--- Material for the task ---

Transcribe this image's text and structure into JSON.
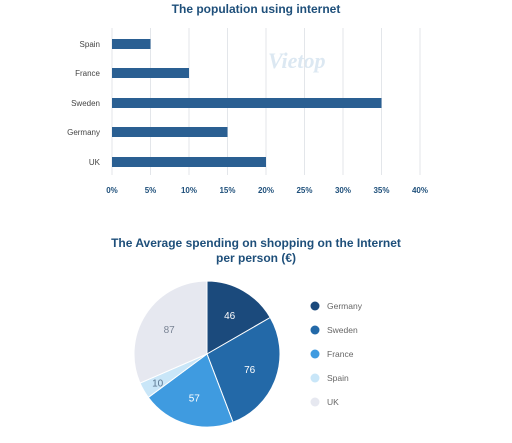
{
  "watermark": "Vietop",
  "chart_data": [
    {
      "type": "bar",
      "orientation": "horizontal",
      "title": "The population using internet",
      "categories": [
        "Spain",
        "France",
        "Sweden",
        "Germany",
        "UK"
      ],
      "values": [
        5,
        10,
        35,
        15,
        20
      ],
      "xlim": [
        0,
        40
      ],
      "ticks": [
        "0%",
        "5%",
        "10%",
        "15%",
        "20%",
        "25%",
        "30%",
        "35%",
        "40%"
      ],
      "grid": true,
      "bar_color": "#2a5f92"
    },
    {
      "type": "pie",
      "title_lines": [
        "The Average spending on shopping on the Internet",
        "per person (€)"
      ],
      "slices": [
        {
          "label": "Germany",
          "value": 46,
          "color": "#1b4a7c",
          "text_color": "#ffffff"
        },
        {
          "label": "Sweden",
          "value": 76,
          "color": "#2369a8",
          "text_color": "#ffffff"
        },
        {
          "label": "France",
          "value": 57,
          "color": "#3f9be0",
          "text_color": "#ffffff"
        },
        {
          "label": "Spain",
          "value": 10,
          "color": "#c9e6f8",
          "text_color": "#5a7690"
        },
        {
          "label": "UK",
          "value": 87,
          "color": "#e6e8f0",
          "text_color": "#7a8495"
        }
      ],
      "legend_position": "right"
    }
  ]
}
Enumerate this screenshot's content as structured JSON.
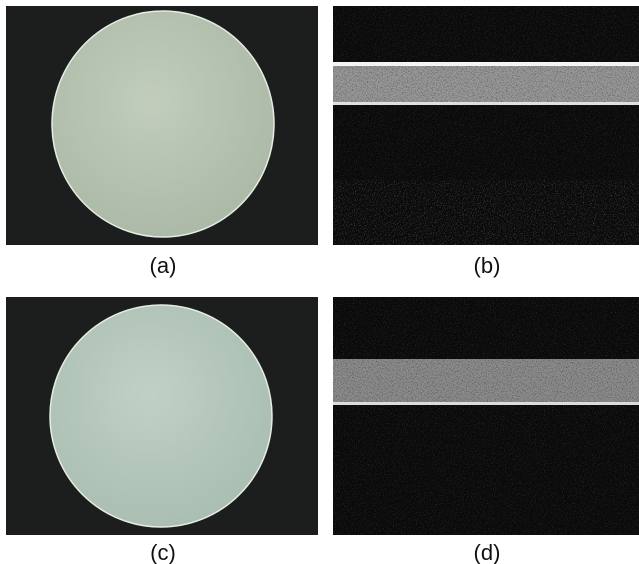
{
  "panels": [
    {
      "label": "(a)"
    },
    {
      "label": "(b)"
    },
    {
      "label": "(c)"
    },
    {
      "label": "(d)"
    }
  ]
}
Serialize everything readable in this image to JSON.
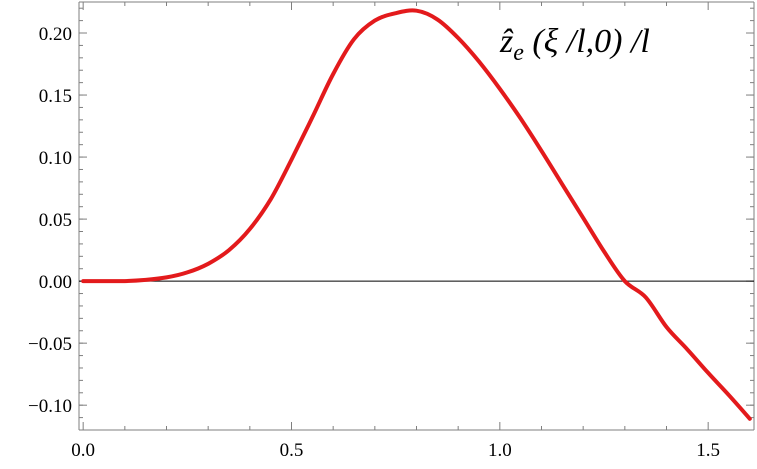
{
  "chart_data": {
    "type": "line",
    "title": "",
    "xlabel": "",
    "ylabel": "",
    "xlim": [
      -0.01,
      1.61
    ],
    "ylim": [
      -0.12,
      0.225
    ],
    "x_ticks": [
      {
        "value": 0.0,
        "label": "0.0"
      },
      {
        "value": 0.5,
        "label": "0.5"
      },
      {
        "value": 1.0,
        "label": "1.0"
      },
      {
        "value": 1.5,
        "label": "1.5"
      }
    ],
    "y_ticks": [
      {
        "value": 0.2,
        "label": "0.20"
      },
      {
        "value": 0.15,
        "label": "0.15"
      },
      {
        "value": 0.1,
        "label": "0.10"
      },
      {
        "value": 0.05,
        "label": "0.05"
      },
      {
        "value": 0.0,
        "label": "0.00"
      },
      {
        "value": -0.05,
        "label": "−0.05"
      },
      {
        "value": -0.1,
        "label": "−0.10"
      }
    ],
    "grid": false,
    "zero_line": true,
    "series": [
      {
        "name": "ẑe (ξ /l,0) /l",
        "color": "#e31a1c",
        "x": [
          0.0,
          0.05,
          0.1,
          0.15,
          0.2,
          0.25,
          0.3,
          0.35,
          0.4,
          0.45,
          0.5,
          0.55,
          0.6,
          0.65,
          0.7,
          0.75,
          0.8,
          0.85,
          0.9,
          0.95,
          1.0,
          1.05,
          1.1,
          1.15,
          1.2,
          1.25,
          1.3,
          1.35,
          1.4,
          1.45,
          1.5,
          1.55,
          1.6
        ],
        "y": [
          0.0,
          0.0,
          0.0,
          0.001,
          0.003,
          0.007,
          0.014,
          0.025,
          0.042,
          0.066,
          0.098,
          0.132,
          0.167,
          0.195,
          0.21,
          0.216,
          0.218,
          0.211,
          0.196,
          0.177,
          0.155,
          0.131,
          0.105,
          0.078,
          0.051,
          0.024,
          0.0,
          -0.013,
          -0.037,
          -0.055,
          -0.074,
          -0.092,
          -0.111
        ]
      }
    ]
  },
  "legend_text": {
    "z_hat": "ẑ",
    "sub_e": "e",
    "rest": " (ξ /l,0) /l"
  }
}
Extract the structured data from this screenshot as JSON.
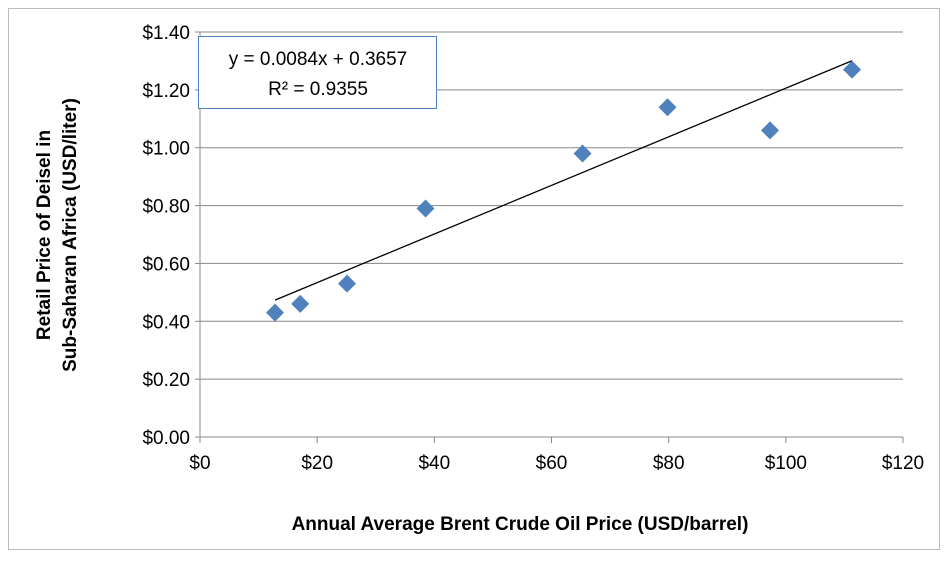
{
  "chart_data": {
    "type": "scatter",
    "x_label": "Annual Average Brent Crude Oil Price (USD/barrel)",
    "y_label": [
      "Retail Price of Deisel in",
      "Sub-Saharan Africa  (USD/liter)"
    ],
    "x": [
      12.8,
      17.1,
      25.1,
      38.5,
      65.3,
      79.8,
      97.3,
      111.3
    ],
    "values": [
      0.43,
      0.46,
      0.53,
      0.79,
      0.98,
      1.14,
      1.06,
      1.27
    ],
    "color": "#4f81bd",
    "xlim": [
      0,
      120
    ],
    "ylim": [
      0,
      1.4
    ],
    "xticks": [
      {
        "value": 0,
        "label": "$0"
      },
      {
        "value": 20,
        "label": "$20"
      },
      {
        "value": 40,
        "label": "$40"
      },
      {
        "value": 60,
        "label": "$60"
      },
      {
        "value": 80,
        "label": "$80"
      },
      {
        "value": 100,
        "label": "$100"
      },
      {
        "value": 120,
        "label": "$120"
      }
    ],
    "yticks": [
      {
        "value": 0,
        "label": "$0.00"
      },
      {
        "value": 0.2,
        "label": "$0.20"
      },
      {
        "value": 0.4,
        "label": "$0.40"
      },
      {
        "value": 0.6,
        "label": "$0.60"
      },
      {
        "value": 0.8,
        "label": "$0.80"
      },
      {
        "value": 1.0,
        "label": "$1.00"
      },
      {
        "value": 1.2,
        "label": "$1.20"
      },
      {
        "value": 1.4,
        "label": "$1.40"
      }
    ],
    "grid": true,
    "trendline": {
      "slope": 0.0084,
      "intercept": 0.3657,
      "equation": "y = 0.0084x + 0.3657",
      "r_squared": "R² = 0.9355"
    }
  }
}
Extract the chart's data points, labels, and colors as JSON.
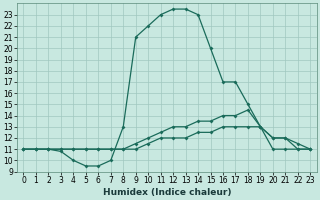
{
  "xlabel": "Humidex (Indice chaleur)",
  "background_color": "#c8e8e0",
  "grid_color": "#a0c8c0",
  "line_color": "#1a6b5a",
  "xlim": [
    -0.5,
    23.5
  ],
  "ylim": [
    9,
    24
  ],
  "yticks": [
    9,
    10,
    11,
    12,
    13,
    14,
    15,
    16,
    17,
    18,
    19,
    20,
    21,
    22,
    23
  ],
  "xticks": [
    0,
    1,
    2,
    3,
    4,
    5,
    6,
    7,
    8,
    9,
    10,
    11,
    12,
    13,
    14,
    15,
    16,
    17,
    18,
    19,
    20,
    21,
    22,
    23
  ],
  "line1_x": [
    0,
    1,
    2,
    3,
    4,
    5,
    6,
    7,
    8,
    9,
    10,
    11,
    12,
    13,
    14,
    15,
    16,
    17,
    18,
    19,
    20,
    21,
    22,
    23
  ],
  "line1_y": [
    11,
    11,
    11,
    10.8,
    10,
    9.5,
    9.5,
    10,
    13,
    21,
    22,
    23,
    23.5,
    23.5,
    23,
    20,
    17,
    17,
    15,
    13,
    12,
    12,
    11,
    11
  ],
  "line2_x": [
    0,
    1,
    2,
    3,
    4,
    5,
    6,
    7,
    8,
    9,
    10,
    11,
    12,
    13,
    14,
    15,
    16,
    17,
    18,
    19,
    20,
    21,
    22,
    23
  ],
  "line2_y": [
    11,
    11,
    11,
    11,
    11,
    11,
    11,
    11,
    11,
    11.5,
    12,
    12.5,
    13,
    13,
    13.5,
    13.5,
    14,
    14,
    14.5,
    13,
    12,
    12,
    11.5,
    11
  ],
  "line3_x": [
    0,
    1,
    2,
    3,
    4,
    5,
    6,
    7,
    8,
    9,
    10,
    11,
    12,
    13,
    14,
    15,
    16,
    17,
    18,
    19,
    20,
    21,
    22,
    23
  ],
  "line3_y": [
    11,
    11,
    11,
    11,
    11,
    11,
    11,
    11,
    11,
    11,
    11.5,
    12,
    12,
    12,
    12.5,
    12.5,
    13,
    13,
    13,
    13,
    11,
    11,
    11,
    11
  ],
  "tick_fontsize": 5.5,
  "xlabel_fontsize": 6.5,
  "marker_size": 2.0,
  "linewidth": 0.9
}
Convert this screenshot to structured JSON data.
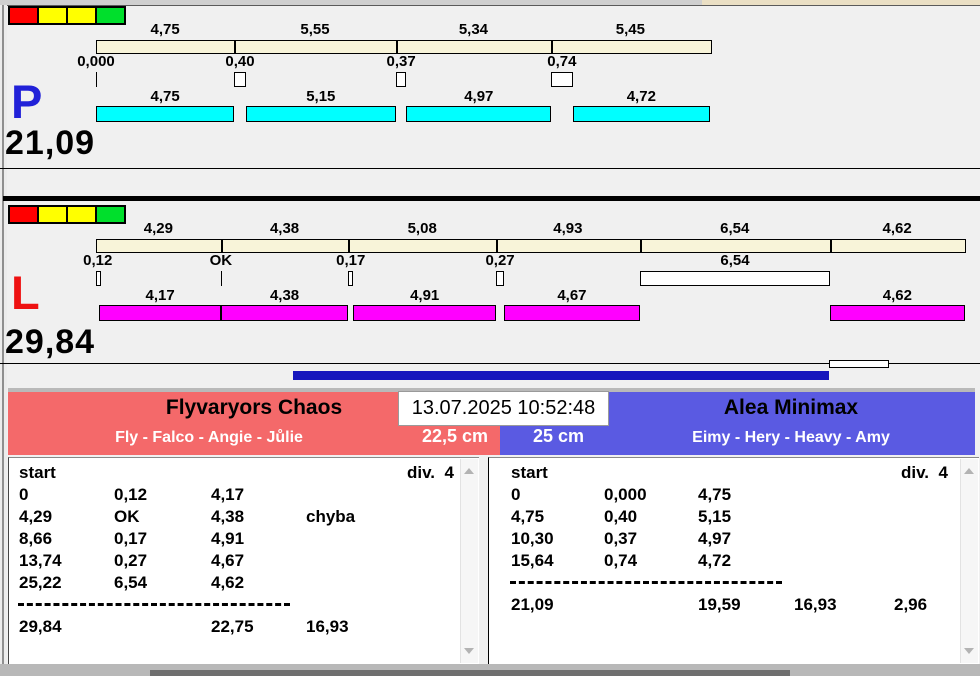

---

Return only those lines of the records that contain the string "JSON".

**Answer in full**
Transcribe this image's text and structure into JSON.
Enumerate this screenshot's content as structured JSON.
Serialize everything readable in this image to JSON.
Extract the structured data from this screenshot as JSON.
Extract the chart's data points, labels, and colors as JSON.
Convert this screenshot to structured JSON data.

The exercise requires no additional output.